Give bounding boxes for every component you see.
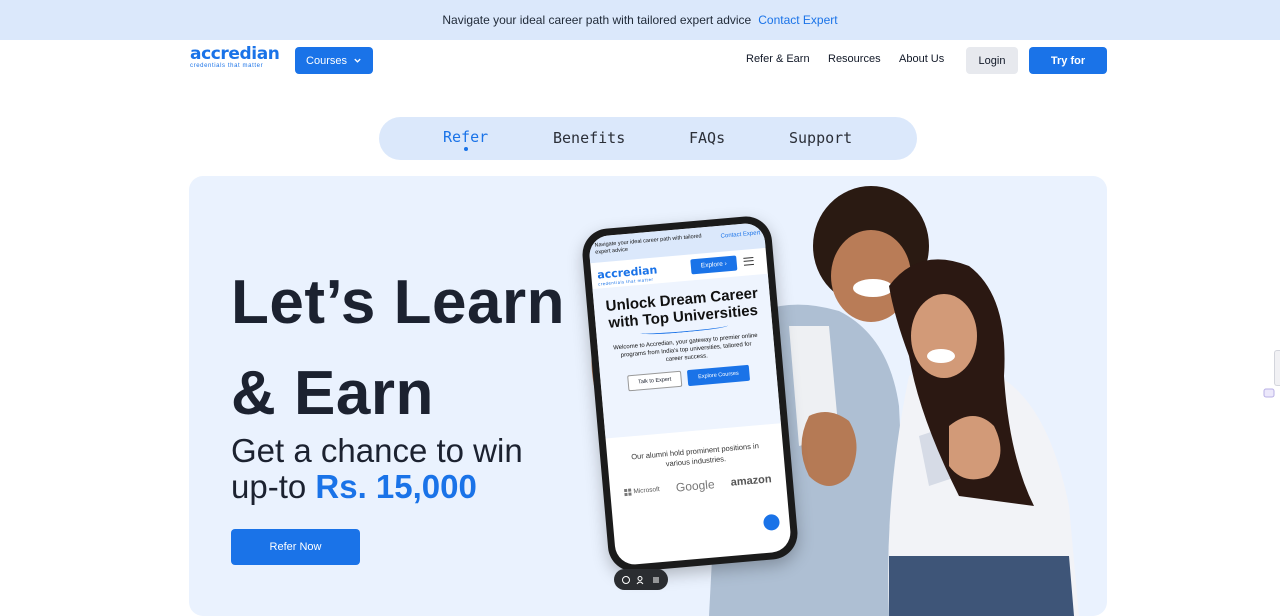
- logo-tagline: credentials that matter: [190, 63, 264, 69]
- phone-hero-desc: Welcome to Accredian, your gateway to pr…: [612, 332, 758, 363]
- announcement-text: Navigate your ideal career path with tai…: [442, 13, 752, 27]
- hero-section: Let’s Learn & Earn Get a chance to win u…: [189, 176, 1107, 616]
- chat-bubble-icon: [760, 511, 783, 534]
- phone-hero: Unlock Dream Career with Top Universitie…: [592, 273, 781, 439]
- login-button[interactable]: Login: [966, 47, 1018, 74]
- user-add-icon[interactable]: [636, 575, 646, 585]
- try-for-free-button[interactable]: Try for: [1029, 47, 1107, 74]
- hamburger-menu-icon: [743, 256, 754, 266]
- tab-faqs[interactable]: FAQs: [689, 129, 725, 147]
- phone-logo: accredian credentials that matter: [597, 263, 659, 286]
- tab-refer[interactable]: Refer: [443, 128, 488, 146]
- scroll-edge-handle[interactable]: [1274, 350, 1280, 386]
- phone-explore-label: Explore: [700, 260, 724, 270]
- courses-label: Courses: [306, 54, 347, 67]
- nav-link-resources[interactable]: Resources: [828, 53, 881, 65]
- announcement-bar: Navigate your ideal career path with tai…: [0, 0, 1280, 40]
- tab-support[interactable]: Support: [789, 129, 852, 147]
- phone-explore-courses: Explore Courses: [686, 364, 751, 387]
- main-nav: accredian credentials that matter Course…: [0, 40, 1280, 82]
- logo-wordmark: accredian: [190, 44, 280, 64]
- courses-dropdown-button[interactable]: Courses: [295, 47, 373, 74]
- microsoft-grid-icon: [624, 487, 632, 496]
- extension-icon[interactable]: [1262, 386, 1276, 400]
- tab-benefits[interactable]: Benefits: [553, 129, 625, 147]
- microsoft-label: Microsoft: [633, 485, 661, 495]
- phone-announcement-text: Navigate your ideal career path with tai…: [594, 233, 702, 256]
- microsoft-logo: Microsoft: [624, 486, 660, 496]
- active-tab-indicator: [464, 147, 468, 151]
- phone-explore-button: Explore ›: [690, 255, 738, 275]
- contact-expert-link[interactable]: Contact Expert: [758, 13, 837, 27]
- chevron-down-icon: [354, 58, 361, 63]
- floating-toolbar: [614, 569, 668, 590]
- section-tabs: Refer Benefits FAQs Support: [379, 117, 917, 160]
- phone-contact-expert: Contact Expert: [720, 230, 761, 240]
- google-logo: Google: [675, 477, 716, 495]
- nav-link-refer-earn[interactable]: Refer & Earn: [746, 53, 810, 65]
- amazon-logo: amazon: [730, 473, 773, 489]
- list-icon[interactable]: [651, 575, 661, 585]
- logo[interactable]: accredian credentials that matter: [190, 45, 280, 70]
- phone-talk-to-expert: Talk to Expert: [627, 370, 683, 392]
- phone-mockup: Navigate your ideal career path with tai…: [580, 214, 800, 574]
- nav-link-about-us[interactable]: About Us: [899, 53, 944, 65]
- phone-screen: Navigate your ideal career path with tai…: [587, 221, 793, 567]
- comment-icon[interactable]: [621, 575, 631, 585]
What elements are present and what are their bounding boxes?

---+---

§ **Exercise brief**: Please recast the items above as a JSON list of strings, with one string for each line and blank lines left out, and leave the pictures out of your answer.

§ **Answer to the exercise**:
[
  "Give bounding boxes for every component you see.",
  "- logo-tagline: credentials that matter: [190, 63, 264, 69]",
  "- phone-hero-desc: Welcome to Accredian, your gateway to pr…: [612, 332, 758, 363]",
  "- announcement-text: Navigate your ideal career path with tai…: [442, 13, 752, 27]",
  "- hero-section: Let’s Learn & Earn Get a chance to win u…: [189, 176, 1107, 616]",
  "- chat-bubble-icon: [760, 511, 783, 534]",
  "- phone-hero: Unlock Dream Career with Top Universitie…: [592, 273, 781, 439]",
  "- login-button[interactable]: Login: [966, 47, 1018, 74]",
  "- user-add-icon[interactable]: [636, 575, 646, 585]",
  "- try-for-free-button[interactable]: Try for: [1029, 47, 1107, 74]",
  "- hamburger-menu-icon: [743, 256, 754, 266]",
  "- tab-faqs[interactable]: FAQs: [689, 129, 725, 147]",
  "- phone-logo: accredian credentials that matter: [597, 263, 659, 286]",
  "- tab-refer[interactable]: Refer: [443, 128, 488, 146]",
  "- scroll-edge-handle[interactable]: [1274, 350, 1280, 386]",
  "- phone-explore-label: Explore: [700, 260, 724, 270]",
  "- courses-label: Courses: [306, 54, 347, 67]",
  "- nav-link-resources[interactable]: Resources: [828, 53, 881, 65]",
  "- announcement-bar: Navigate your ideal career path with tai…: [0, 0, 1280, 40]",
  "- tab-support[interactable]: Support: [789, 129, 852, 147]",
  "- phone-explore-courses: Explore Courses: [686, 364, 751, 387]",
  "- main-nav: accredian credentials that matter Course…: [0, 40, 1280, 82]",
  "- logo-wordmark: accredian: [190, 44, 280, 64]",
  "- courses-dropdown-button[interactable]: Courses: [295, 47, 373, 74]",
  "- microsoft-grid-icon: [624, 487, 632, 496]",
  "- extension-icon[interactable]: [1262, 386, 1276, 400]",
  "- tab-benefits[interactable]: Benefits: [553, 129, 625, 147]",
  "- microsoft-label: Microsoft: [633, 485, 661, 495]",
  "- phone-announcement-text: Navigate your ideal career path with tai…: [594, 233, 702, 256]",
  "- microsoft-logo: Microsoft: [624, 486, 660, 496]",
  "- active-tab-indicator: [464, 147, 468, 151]",
  "- phone-explore-button: Explore ›: [690, 255, 738, 275]",
  "- contact-expert-link[interactable]: Contact Expert: [758, 13, 837, 27]",
  "- chevron-down-icon: [354, 58, 361, 63]",
  "- floating-toolbar: [614, 569, 668, 590]",
  "- section-tabs: Refer Benefits FAQs Support: [379, 117, 917, 160]",
  "- phone-contact-expert: Contact Expert: [720, 230, 761, 240]",
  "- google-logo: Google: [675, 477, 716, 495]",
  "- nav-link-refer-earn[interactable]: Refer & Earn: [746, 53, 810, 65]",
  "- amazon-logo: amazon: [730, 473, 773, 489]",
  "- list-icon[interactable]: [651, 575, 661, 585]",
  "- logo[interactable]: accredian credentials that matter: [190, 45, 280, 70]",
  "- phone-talk-to-expert: Talk to Expert: [627, 370, 683, 392]",
  "- phone-mockup: Navigate your ideal career path with tai…: [580, 214, 800, 574]",
  "- nav-link-about-us[interactable]: About Us: [899, 53, 944, 65]",
  "- phone-screen: Navigate your ideal career path with tai…: [587, 221, 793, 567]",
  "- comment-icon[interactable]: [621, 575, 631, 585]",
  "What elements are present and what are their bounding boxes?"
]